### INFORMATION GIVEN ###
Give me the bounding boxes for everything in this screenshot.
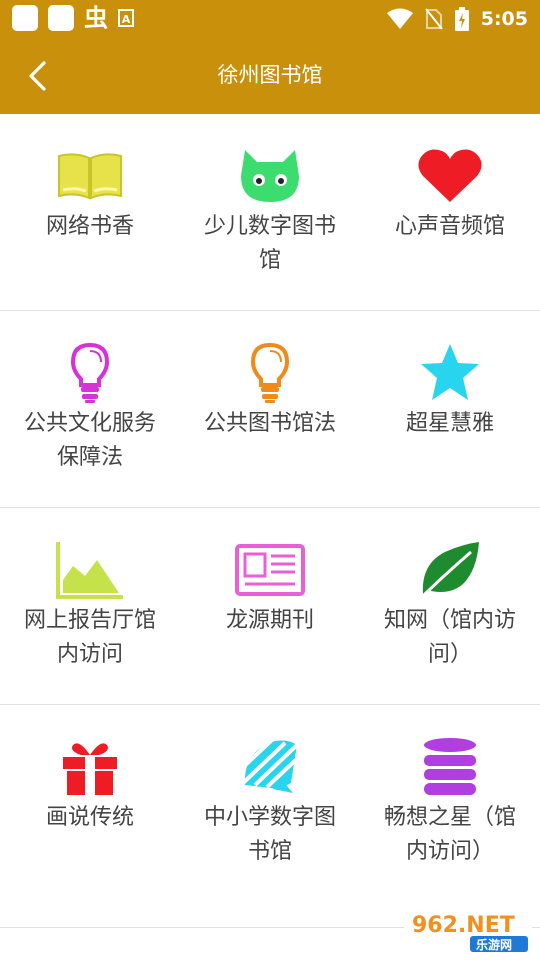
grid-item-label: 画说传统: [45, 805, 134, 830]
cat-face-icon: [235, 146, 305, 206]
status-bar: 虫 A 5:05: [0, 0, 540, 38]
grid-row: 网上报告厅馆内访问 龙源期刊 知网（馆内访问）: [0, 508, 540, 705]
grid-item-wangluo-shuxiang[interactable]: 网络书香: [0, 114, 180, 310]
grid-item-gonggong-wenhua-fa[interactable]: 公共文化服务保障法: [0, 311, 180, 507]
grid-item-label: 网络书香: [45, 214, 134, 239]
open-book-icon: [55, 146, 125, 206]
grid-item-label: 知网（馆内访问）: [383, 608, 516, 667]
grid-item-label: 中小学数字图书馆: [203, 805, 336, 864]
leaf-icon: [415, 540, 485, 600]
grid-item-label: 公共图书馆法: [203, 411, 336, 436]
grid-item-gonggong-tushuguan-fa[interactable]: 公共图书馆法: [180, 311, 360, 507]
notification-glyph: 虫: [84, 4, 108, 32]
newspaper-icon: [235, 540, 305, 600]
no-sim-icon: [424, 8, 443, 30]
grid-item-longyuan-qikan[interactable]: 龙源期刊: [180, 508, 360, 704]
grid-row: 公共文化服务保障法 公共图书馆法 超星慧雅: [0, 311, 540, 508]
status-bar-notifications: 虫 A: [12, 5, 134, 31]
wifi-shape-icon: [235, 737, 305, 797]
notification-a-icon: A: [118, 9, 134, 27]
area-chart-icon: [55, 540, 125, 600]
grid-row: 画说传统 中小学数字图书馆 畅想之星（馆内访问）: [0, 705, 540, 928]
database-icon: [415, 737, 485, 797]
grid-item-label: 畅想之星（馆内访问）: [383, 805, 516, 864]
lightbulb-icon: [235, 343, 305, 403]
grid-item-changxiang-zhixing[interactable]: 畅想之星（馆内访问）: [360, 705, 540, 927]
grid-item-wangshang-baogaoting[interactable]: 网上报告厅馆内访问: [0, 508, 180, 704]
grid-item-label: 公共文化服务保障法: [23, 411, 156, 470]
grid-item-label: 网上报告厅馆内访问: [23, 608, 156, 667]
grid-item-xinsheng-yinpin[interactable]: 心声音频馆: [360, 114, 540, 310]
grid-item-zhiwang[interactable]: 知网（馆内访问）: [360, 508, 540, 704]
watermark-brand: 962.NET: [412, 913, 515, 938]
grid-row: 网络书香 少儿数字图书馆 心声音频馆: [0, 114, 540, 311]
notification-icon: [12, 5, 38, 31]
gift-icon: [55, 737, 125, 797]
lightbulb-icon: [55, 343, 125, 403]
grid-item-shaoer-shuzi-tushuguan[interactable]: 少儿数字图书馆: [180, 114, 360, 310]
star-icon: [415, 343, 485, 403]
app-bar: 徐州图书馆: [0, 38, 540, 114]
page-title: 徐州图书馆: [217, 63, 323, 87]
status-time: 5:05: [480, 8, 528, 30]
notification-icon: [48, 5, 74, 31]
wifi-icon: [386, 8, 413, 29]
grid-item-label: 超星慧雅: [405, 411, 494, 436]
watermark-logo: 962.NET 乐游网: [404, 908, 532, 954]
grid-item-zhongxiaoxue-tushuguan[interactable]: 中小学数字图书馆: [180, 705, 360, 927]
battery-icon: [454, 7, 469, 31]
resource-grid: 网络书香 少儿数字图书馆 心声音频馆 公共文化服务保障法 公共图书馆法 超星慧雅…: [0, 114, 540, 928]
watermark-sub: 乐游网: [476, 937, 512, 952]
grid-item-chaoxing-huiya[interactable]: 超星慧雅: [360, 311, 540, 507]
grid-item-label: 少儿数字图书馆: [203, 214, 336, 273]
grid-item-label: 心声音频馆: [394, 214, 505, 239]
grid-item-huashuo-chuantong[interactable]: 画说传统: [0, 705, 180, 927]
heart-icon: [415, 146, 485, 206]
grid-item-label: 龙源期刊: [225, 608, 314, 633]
###
### INFORMATION GIVEN ###
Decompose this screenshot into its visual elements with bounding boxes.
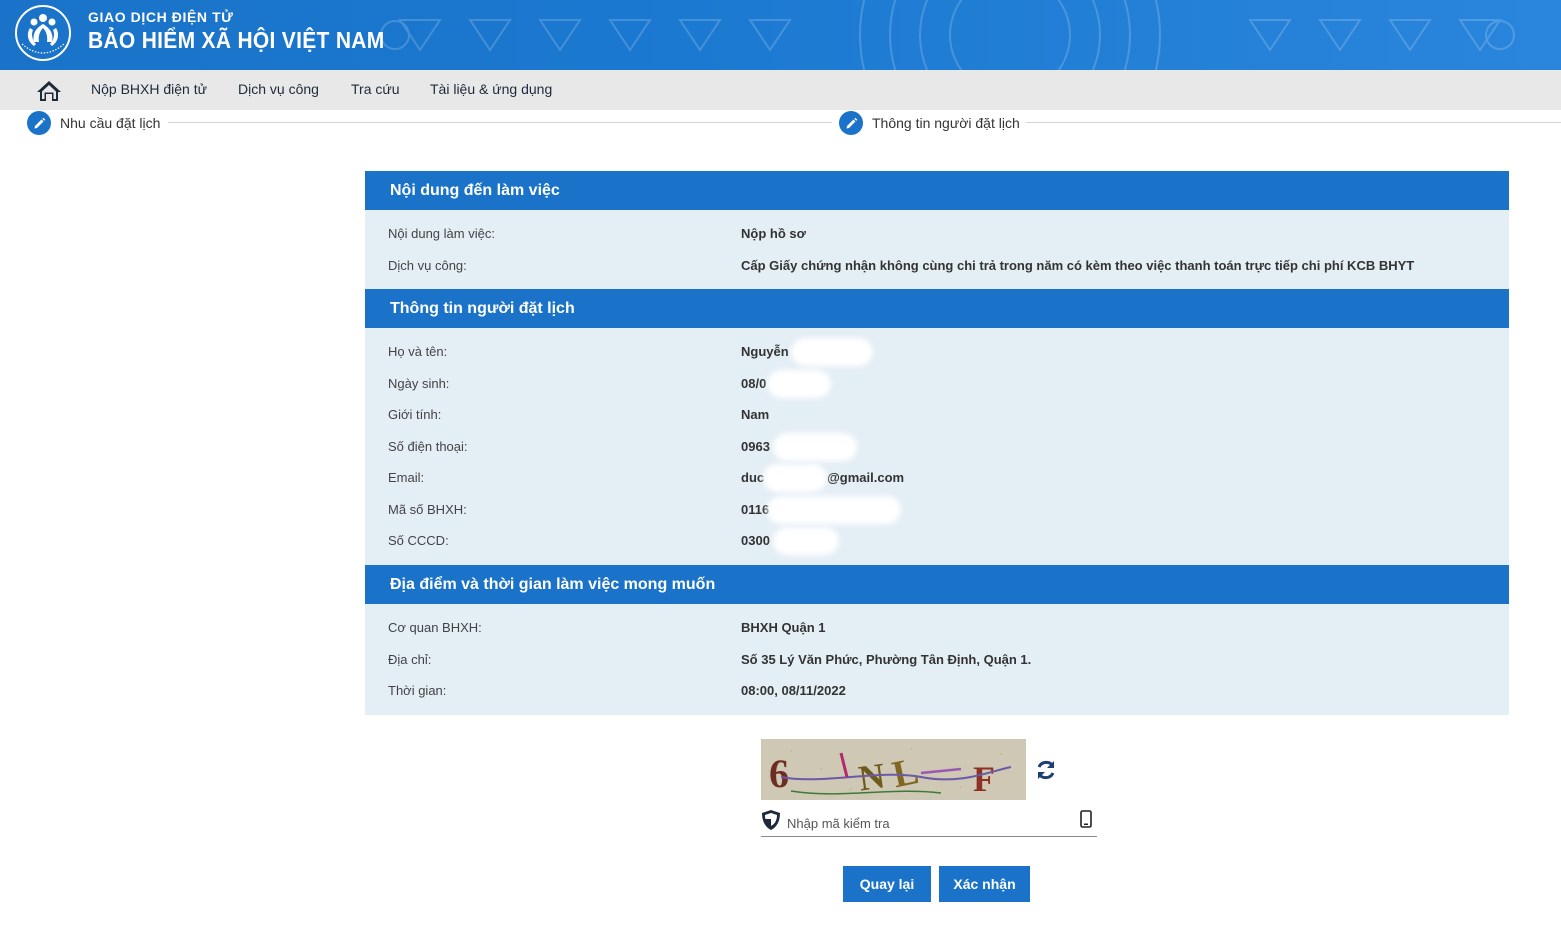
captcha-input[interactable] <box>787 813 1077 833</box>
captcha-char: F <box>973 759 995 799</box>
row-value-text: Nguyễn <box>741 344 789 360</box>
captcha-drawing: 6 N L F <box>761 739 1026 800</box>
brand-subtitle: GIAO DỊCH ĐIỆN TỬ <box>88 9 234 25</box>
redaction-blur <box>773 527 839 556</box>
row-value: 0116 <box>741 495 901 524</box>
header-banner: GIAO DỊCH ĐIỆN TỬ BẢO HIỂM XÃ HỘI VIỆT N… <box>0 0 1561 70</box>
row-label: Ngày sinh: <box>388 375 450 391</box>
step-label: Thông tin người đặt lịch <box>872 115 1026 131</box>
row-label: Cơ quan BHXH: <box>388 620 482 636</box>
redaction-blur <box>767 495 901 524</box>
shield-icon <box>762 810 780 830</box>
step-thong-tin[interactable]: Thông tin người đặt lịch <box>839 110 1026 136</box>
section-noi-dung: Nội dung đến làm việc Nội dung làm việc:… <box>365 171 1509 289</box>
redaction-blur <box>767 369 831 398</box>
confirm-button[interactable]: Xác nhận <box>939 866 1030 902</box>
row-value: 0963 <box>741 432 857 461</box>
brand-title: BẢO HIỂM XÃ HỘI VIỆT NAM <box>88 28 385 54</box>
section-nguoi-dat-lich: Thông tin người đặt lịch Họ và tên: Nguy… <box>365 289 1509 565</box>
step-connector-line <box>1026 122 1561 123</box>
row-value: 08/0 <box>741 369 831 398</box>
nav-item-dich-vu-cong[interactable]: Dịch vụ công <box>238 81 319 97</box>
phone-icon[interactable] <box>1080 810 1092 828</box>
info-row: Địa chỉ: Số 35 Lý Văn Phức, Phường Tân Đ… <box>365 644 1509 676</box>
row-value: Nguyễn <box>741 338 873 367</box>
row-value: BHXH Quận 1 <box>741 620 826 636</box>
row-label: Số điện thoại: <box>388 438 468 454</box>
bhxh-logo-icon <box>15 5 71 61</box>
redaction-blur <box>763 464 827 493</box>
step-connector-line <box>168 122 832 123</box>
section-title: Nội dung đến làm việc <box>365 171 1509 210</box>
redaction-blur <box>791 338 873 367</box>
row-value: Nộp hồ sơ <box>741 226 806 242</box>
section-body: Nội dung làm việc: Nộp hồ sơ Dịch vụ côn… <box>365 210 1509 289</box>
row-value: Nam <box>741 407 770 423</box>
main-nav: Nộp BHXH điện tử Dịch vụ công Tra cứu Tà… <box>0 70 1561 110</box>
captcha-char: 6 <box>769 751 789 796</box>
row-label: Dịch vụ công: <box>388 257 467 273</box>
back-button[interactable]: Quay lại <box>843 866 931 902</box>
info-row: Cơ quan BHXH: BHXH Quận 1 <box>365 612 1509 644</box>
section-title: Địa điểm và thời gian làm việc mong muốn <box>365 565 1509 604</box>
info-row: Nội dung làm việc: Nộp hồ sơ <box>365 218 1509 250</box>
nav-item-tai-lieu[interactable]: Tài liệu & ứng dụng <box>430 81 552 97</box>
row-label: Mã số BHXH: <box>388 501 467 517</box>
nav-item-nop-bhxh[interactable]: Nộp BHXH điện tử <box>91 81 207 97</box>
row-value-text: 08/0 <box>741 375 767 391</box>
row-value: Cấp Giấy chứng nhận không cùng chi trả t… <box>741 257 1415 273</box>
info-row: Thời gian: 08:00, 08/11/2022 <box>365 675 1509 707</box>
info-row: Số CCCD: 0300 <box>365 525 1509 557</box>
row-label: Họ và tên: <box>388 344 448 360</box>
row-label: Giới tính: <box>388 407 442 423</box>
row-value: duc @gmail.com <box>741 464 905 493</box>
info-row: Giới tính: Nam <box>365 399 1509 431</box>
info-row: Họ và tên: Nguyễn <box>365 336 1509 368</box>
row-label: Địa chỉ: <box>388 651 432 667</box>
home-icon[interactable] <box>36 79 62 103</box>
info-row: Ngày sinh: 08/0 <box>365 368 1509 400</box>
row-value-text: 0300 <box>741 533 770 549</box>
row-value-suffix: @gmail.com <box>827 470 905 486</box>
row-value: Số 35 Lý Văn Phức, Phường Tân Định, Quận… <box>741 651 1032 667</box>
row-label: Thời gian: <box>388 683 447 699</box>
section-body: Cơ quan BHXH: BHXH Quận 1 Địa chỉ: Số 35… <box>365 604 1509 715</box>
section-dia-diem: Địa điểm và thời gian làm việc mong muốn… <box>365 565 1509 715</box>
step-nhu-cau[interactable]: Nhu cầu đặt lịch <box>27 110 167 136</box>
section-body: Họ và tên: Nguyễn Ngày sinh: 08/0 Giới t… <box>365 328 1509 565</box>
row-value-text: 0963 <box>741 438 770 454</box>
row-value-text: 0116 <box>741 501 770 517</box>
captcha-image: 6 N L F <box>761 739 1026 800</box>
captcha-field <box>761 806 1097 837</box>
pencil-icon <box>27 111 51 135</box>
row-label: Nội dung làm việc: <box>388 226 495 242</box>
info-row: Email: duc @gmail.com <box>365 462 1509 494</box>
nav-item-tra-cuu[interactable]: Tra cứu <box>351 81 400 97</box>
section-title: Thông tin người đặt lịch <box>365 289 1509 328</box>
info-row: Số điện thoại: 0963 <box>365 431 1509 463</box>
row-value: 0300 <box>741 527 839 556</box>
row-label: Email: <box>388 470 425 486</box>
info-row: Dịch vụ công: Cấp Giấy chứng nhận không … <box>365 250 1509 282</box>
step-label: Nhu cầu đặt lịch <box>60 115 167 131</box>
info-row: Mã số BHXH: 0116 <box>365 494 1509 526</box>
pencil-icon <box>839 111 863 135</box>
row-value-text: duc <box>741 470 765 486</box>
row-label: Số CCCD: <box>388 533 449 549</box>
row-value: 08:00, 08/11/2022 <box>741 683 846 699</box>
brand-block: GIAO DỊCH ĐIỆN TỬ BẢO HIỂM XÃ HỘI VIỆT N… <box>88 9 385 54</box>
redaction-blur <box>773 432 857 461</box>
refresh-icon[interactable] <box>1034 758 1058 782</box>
###
- [WHAT YOU SHOULD DO]: Copy the lines of the records verbatim, starting at the line that contains "captcha-input[interactable] <box>787 813" and ending after the line that contains "step-thong-tin[interactable]: Thông tin". Include both of those lines.

- [OUTPUT FOR THIS EXERCISE]:
captcha-input[interactable] <box>787 813 1077 833</box>
captcha-char: F <box>973 759 995 799</box>
row-value-text: Nguyễn <box>741 344 789 360</box>
captcha-drawing: 6 N L F <box>761 739 1026 800</box>
brand-subtitle: GIAO DỊCH ĐIỆN TỬ <box>88 9 234 25</box>
redaction-blur <box>773 527 839 556</box>
row-value: 0116 <box>741 495 901 524</box>
header-banner: GIAO DỊCH ĐIỆN TỬ BẢO HIỂM XÃ HỘI VIỆT N… <box>0 0 1561 70</box>
row-label: Ngày sinh: <box>388 375 450 391</box>
step-label: Thông tin người đặt lịch <box>872 115 1026 131</box>
row-label: Cơ quan BHXH: <box>388 620 482 636</box>
redaction-blur <box>767 495 901 524</box>
shield-icon <box>762 810 780 830</box>
step-thong-tin[interactable]: Thông tin người đặt lịch <box>839 110 1026 136</box>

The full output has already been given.